_Ziel 1_
Zählen Sie alle Zeitungen, Sender und Umfrageinstitute auf, die im Text über Trump genannt werden.
━━ Zitierter Text
Claudia am 03. August 2016 —

Trump – die Notbremse für frustrierte Mittelschichtler

DIE ZEIT bringt heute einen lesenswerten Artikel von Heike Buchter (New York), in dem sie analysiert, warum Trump nicht nur bei abgehängten Arbeiterschichten Erfolg hat. An dessen Ende heißt es:

„Trumps Erfolg zeigt, wie tief die Risse im Fundament der amerikanischen Demokratie gehen. Laut einer Gallup-Umfrage von Mitte Juli sehen 82 Prozent der US-Amerikaner ihr Land auf dem falschen Weg. Eine Befragung von NBC und Wall Street Journal ergab, dass 56 Prozent sich für einen Kandidaten entscheiden würden, der die Regierung radikal umbaut, egal wie unvorhersehbar diese Veränderungen seien.
━━━━
_Ziel 2_
Tauschen Sie in den Einträgen „document-title“ gegen „main-title“ aus, beginnend mit der Zeile mit „872, 828, 989]“ bis einschließlich zum Ende der Einträge, und geben Sie diese Zeilen sonst unverändert wieder.
━━ Die Daten
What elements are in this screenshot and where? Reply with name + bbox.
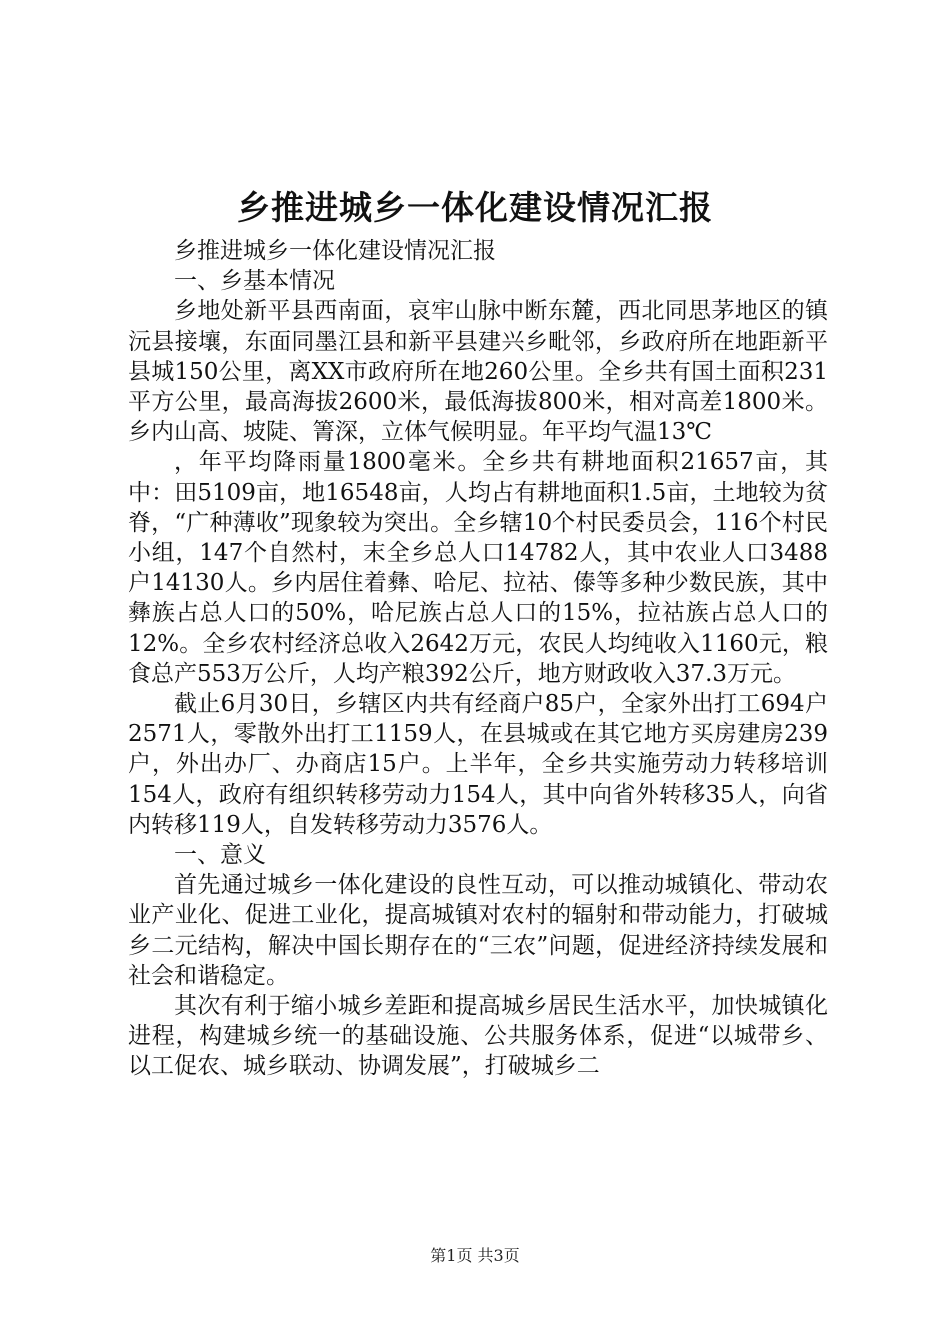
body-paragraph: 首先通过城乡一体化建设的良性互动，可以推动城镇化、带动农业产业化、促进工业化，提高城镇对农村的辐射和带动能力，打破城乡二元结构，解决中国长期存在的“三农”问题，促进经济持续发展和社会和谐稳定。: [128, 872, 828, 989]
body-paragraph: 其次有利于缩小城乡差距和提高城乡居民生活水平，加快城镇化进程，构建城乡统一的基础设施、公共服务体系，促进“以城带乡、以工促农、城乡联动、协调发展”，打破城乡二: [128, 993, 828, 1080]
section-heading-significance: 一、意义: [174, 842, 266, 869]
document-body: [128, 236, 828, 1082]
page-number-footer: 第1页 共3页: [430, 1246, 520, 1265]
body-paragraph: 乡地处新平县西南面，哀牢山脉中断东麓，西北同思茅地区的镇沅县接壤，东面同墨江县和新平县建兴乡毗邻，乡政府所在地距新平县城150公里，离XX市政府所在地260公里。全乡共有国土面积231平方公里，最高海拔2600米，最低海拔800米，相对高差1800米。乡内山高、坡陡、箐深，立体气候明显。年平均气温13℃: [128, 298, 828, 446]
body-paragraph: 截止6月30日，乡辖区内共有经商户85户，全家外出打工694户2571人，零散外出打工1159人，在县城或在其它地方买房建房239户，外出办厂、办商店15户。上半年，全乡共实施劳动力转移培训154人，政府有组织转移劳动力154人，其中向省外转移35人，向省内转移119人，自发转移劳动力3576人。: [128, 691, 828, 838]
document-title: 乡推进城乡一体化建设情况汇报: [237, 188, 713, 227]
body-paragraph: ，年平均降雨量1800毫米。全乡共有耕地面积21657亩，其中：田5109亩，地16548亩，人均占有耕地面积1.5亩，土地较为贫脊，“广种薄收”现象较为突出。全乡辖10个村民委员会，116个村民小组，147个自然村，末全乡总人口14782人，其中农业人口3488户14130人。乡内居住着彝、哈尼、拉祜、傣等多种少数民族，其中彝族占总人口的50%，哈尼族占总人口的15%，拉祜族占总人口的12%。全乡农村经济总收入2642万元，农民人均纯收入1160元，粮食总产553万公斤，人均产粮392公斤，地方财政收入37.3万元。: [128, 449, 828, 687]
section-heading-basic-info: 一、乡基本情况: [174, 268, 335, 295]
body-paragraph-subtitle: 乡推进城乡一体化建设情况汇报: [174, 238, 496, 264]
━━━━
_Vollständige Ausgabe 1_
DIE ZEIT, Gallup, NBC, Wall Street Journal

_Vollständige Ausgabe 2_
body-paragraph: 首先通过城乡一体化建设的良性互动，可以推动城镇化、带动农业产业化、促进工业化，提高城镇对农村的辐射和带动能力，打破城乡二元结构，解决中国长期存在的“三农”问题，促进经济持续发展和社会和谐稳定。: [128, 872, 828, 989]
body-paragraph: 其次有利于缩小城乡差距和提高城乡居民生活水平，加快城镇化进程，构建城乡统一的基础设施、公共服务体系，促进“以城带乡、以工促农、城乡联动、协调发展”，打破城乡二: [128, 993, 828, 1080]
section-heading-significance: 一、意义: [174, 842, 266, 869]
document-body: [128, 236, 828, 1082]
page-number-footer: 第1页 共3页: [430, 1246, 520, 1265]
body-paragraph: 乡地处新平县西南面，哀牢山脉中断东麓，西北同思茅地区的镇沅县接壤，东面同墨江县和新平县建兴乡毗邻，乡政府所在地距新平县城150公里，离XX市政府所在地260公里。全乡共有国土面积231平方公里，最高海拔2600米，最低海拔800米，相对高差1800米。乡内山高、坡陡、箐深，立体气候明显。年平均气温13℃: [128, 298, 828, 446]
body-paragraph: 截止6月30日，乡辖区内共有经商户85户，全家外出打工694户2571人，零散外出打工1159人，在县城或在其它地方买房建房239户，外出办厂、办商店15户。上半年，全乡共实施劳动力转移培训154人，政府有组织转移劳动力154人，其中向省外转移35人，向省内转移119人，自发转移劳动力3576人。: [128, 691, 828, 838]
main-title: 乡推进城乡一体化建设情况汇报: [237, 188, 713, 227]
body-paragraph: ，年平均降雨量1800毫米。全乡共有耕地面积21657亩，其中：田5109亩，地16548亩，人均占有耕地面积1.5亩，土地较为贫脊，“广种薄收”现象较为突出。全乡辖10个村民委员会，116个村民小组，147个自然村，末全乡总人口14782人，其中农业人口3488户14130人。乡内居住着彝、哈尼、拉祜、傣等多种少数民族，其中彝族占总人口的50%，哈尼族占总人口的15%，拉祜族占总人口的12%。全乡农村经济总收入2642万元，农民人均纯收入1160元，粮食总产553万公斤，人均产粮392公斤，地方财政收入37.3万元。: [128, 449, 828, 687]
section-heading-basic-info: 一、乡基本情况: [174, 268, 335, 295]
body-paragraph-subtitle: 乡推进城乡一体化建设情况汇报: [174, 238, 496, 264]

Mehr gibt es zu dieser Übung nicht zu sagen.